→ To do:
Reproduce every entry that follows word for word, but omit the images.

(Data tied to figure images)
** start **

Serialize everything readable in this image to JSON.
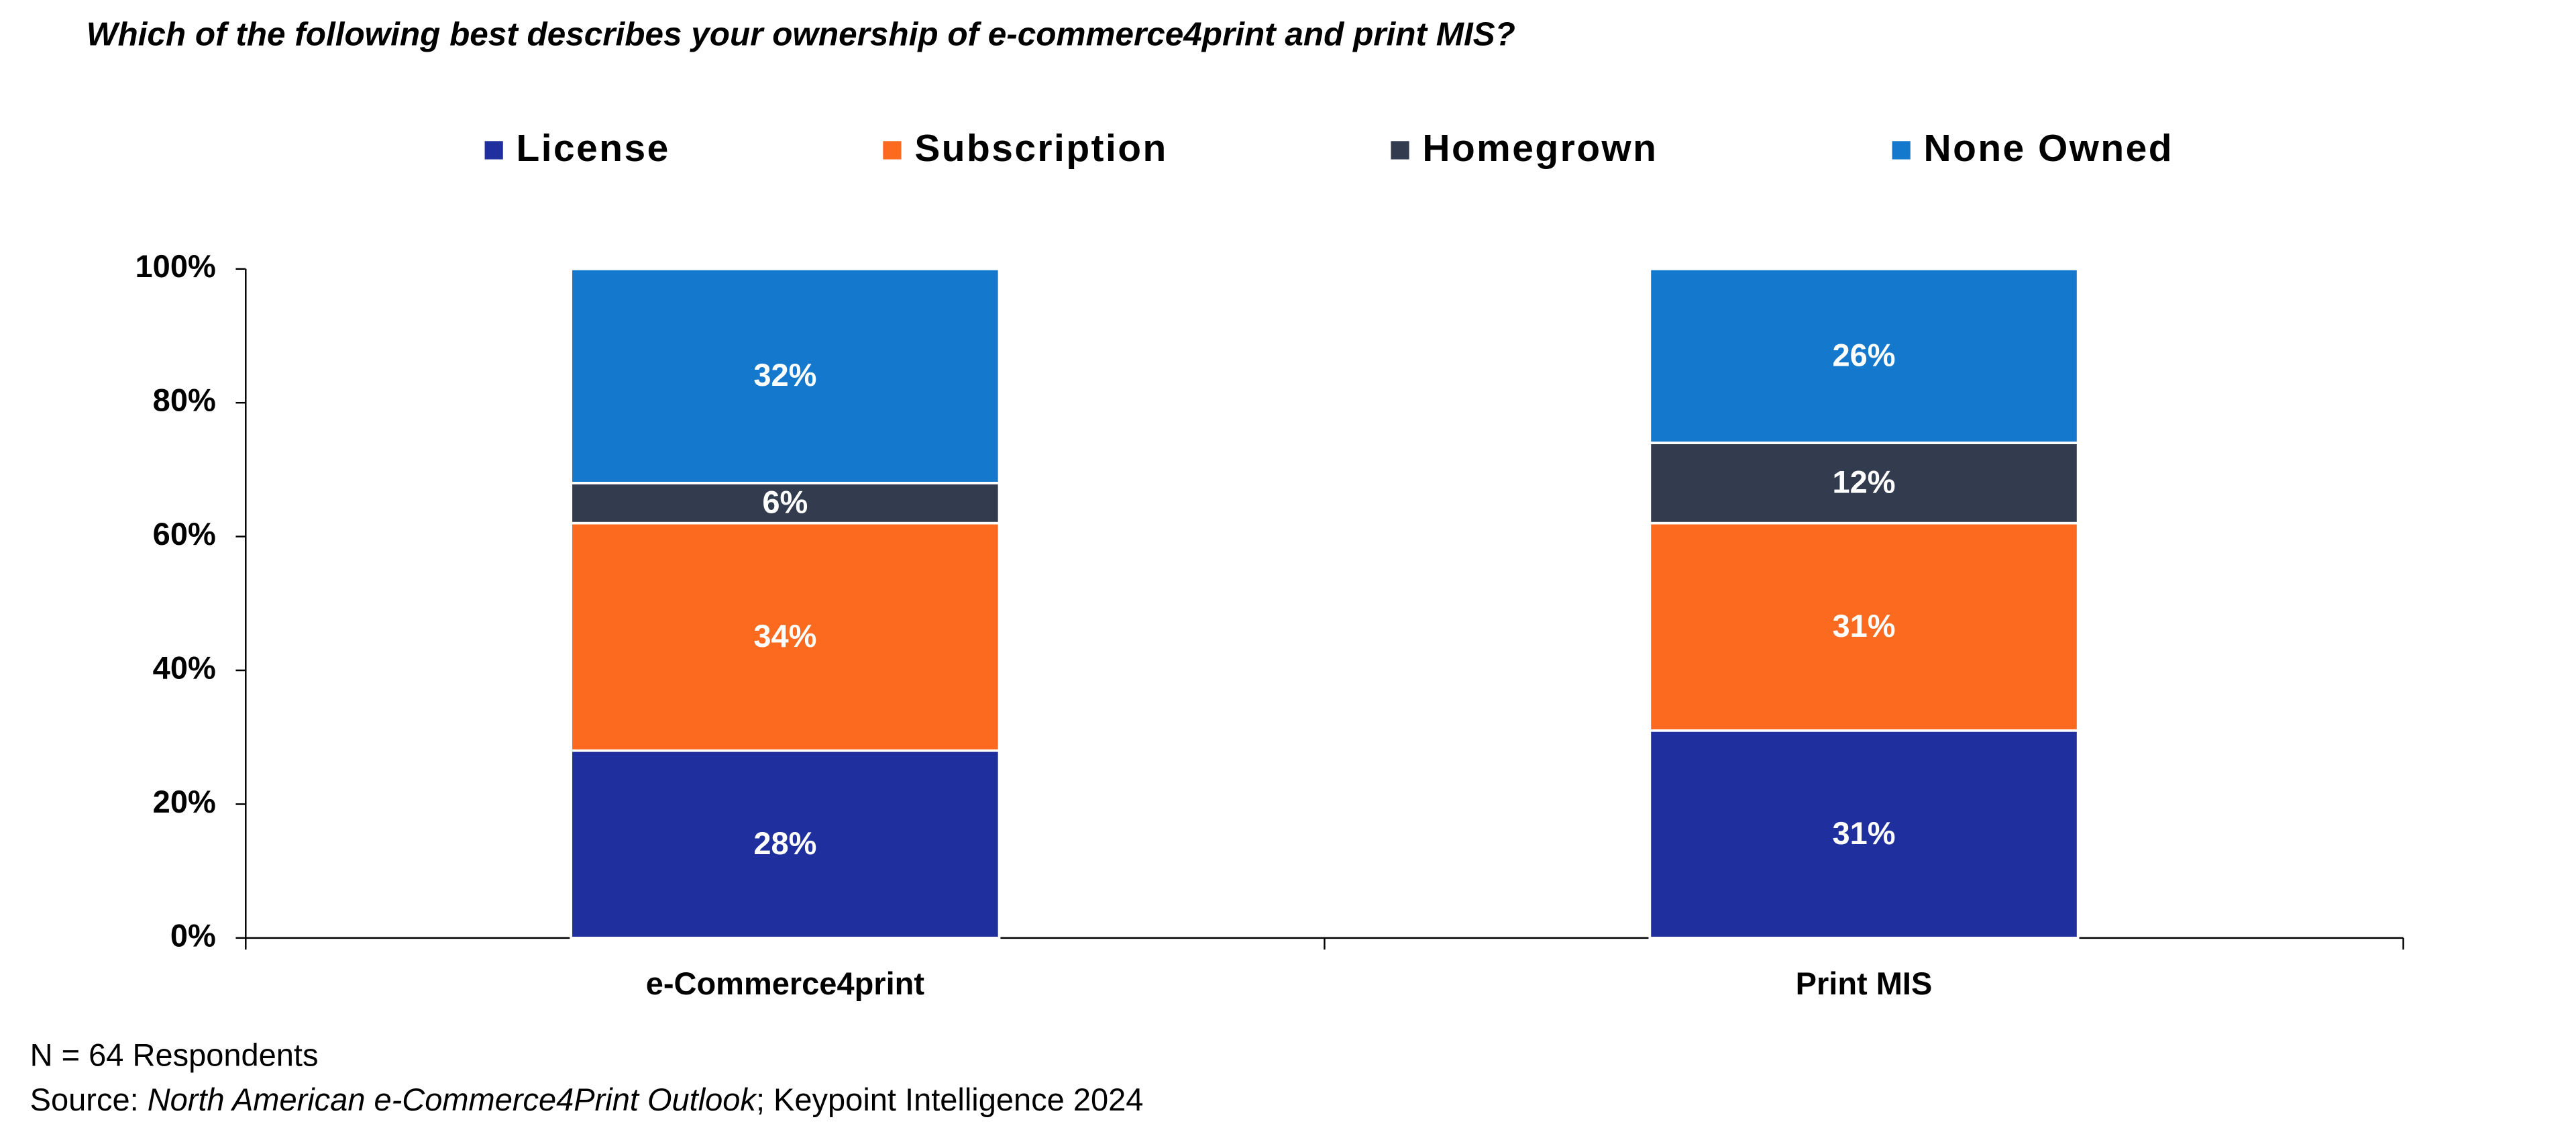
{
  "chart_data": {
    "type": "stacked_bar",
    "title": "Which of the following best describes your ownership of e-commerce4print and print MIS?",
    "categories": [
      "e-Commerce4print",
      "Print MIS"
    ],
    "series": [
      {
        "name": "License",
        "color": "#1f2f9e",
        "values": [
          28,
          31
        ],
        "value_labels": [
          "28%",
          "31%"
        ]
      },
      {
        "name": "Subscription",
        "color": "#fb6a1e",
        "values": [
          34,
          31
        ],
        "value_labels": [
          "34%",
          "31%"
        ]
      },
      {
        "name": "Homegrown",
        "color": "#323c4e",
        "values": [
          6,
          12
        ],
        "value_labels": [
          "6%",
          "12%"
        ]
      },
      {
        "name": "None Owned",
        "color": "#1478cc",
        "values": [
          32,
          26
        ],
        "value_labels": [
          "32%",
          "26%"
        ]
      }
    ],
    "ylim": [
      0,
      100
    ],
    "yticks": [
      {
        "value": 0,
        "label": "0%"
      },
      {
        "value": 20,
        "label": "20%"
      },
      {
        "value": 40,
        "label": "40%"
      },
      {
        "value": 60,
        "label": "60%"
      },
      {
        "value": 80,
        "label": "80%"
      },
      {
        "value": 100,
        "label": "100%"
      }
    ],
    "legend": "top",
    "note": "N = 64 Respondents",
    "source": {
      "prefix": "Source: ",
      "title": "North American e-Commerce4Print Outlook",
      "suffix": "; Keypoint Intelligence 2024"
    }
  }
}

** end **

→ Answer to this task:
Serialize everything readable in this image to JSON.
{
  "chart_data": {
    "type": "stacked_bar",
    "title": "Which of the following best describes your ownership of e-commerce4print and print MIS?",
    "categories": [
      "e-Commerce4print",
      "Print MIS"
    ],
    "series": [
      {
        "name": "License",
        "color": "#1f2f9e",
        "values": [
          28,
          31
        ],
        "value_labels": [
          "28%",
          "31%"
        ]
      },
      {
        "name": "Subscription",
        "color": "#fb6a1e",
        "values": [
          34,
          31
        ],
        "value_labels": [
          "34%",
          "31%"
        ]
      },
      {
        "name": "Homegrown",
        "color": "#323c4e",
        "values": [
          6,
          12
        ],
        "value_labels": [
          "6%",
          "12%"
        ]
      },
      {
        "name": "None Owned",
        "color": "#1478cc",
        "values": [
          32,
          26
        ],
        "value_labels": [
          "32%",
          "26%"
        ]
      }
    ],
    "ylim": [
      0,
      100
    ],
    "yticks": [
      {
        "value": 0,
        "label": "0%"
      },
      {
        "value": 20,
        "label": "20%"
      },
      {
        "value": 40,
        "label": "40%"
      },
      {
        "value": 60,
        "label": "60%"
      },
      {
        "value": 80,
        "label": "80%"
      },
      {
        "value": 100,
        "label": "100%"
      }
    ],
    "legend": "top",
    "note": "N = 64 Respondents",
    "source": {
      "prefix": "Source: ",
      "title": "North American e-Commerce4Print Outlook",
      "suffix": "; Keypoint Intelligence 2024"
    }
  }
}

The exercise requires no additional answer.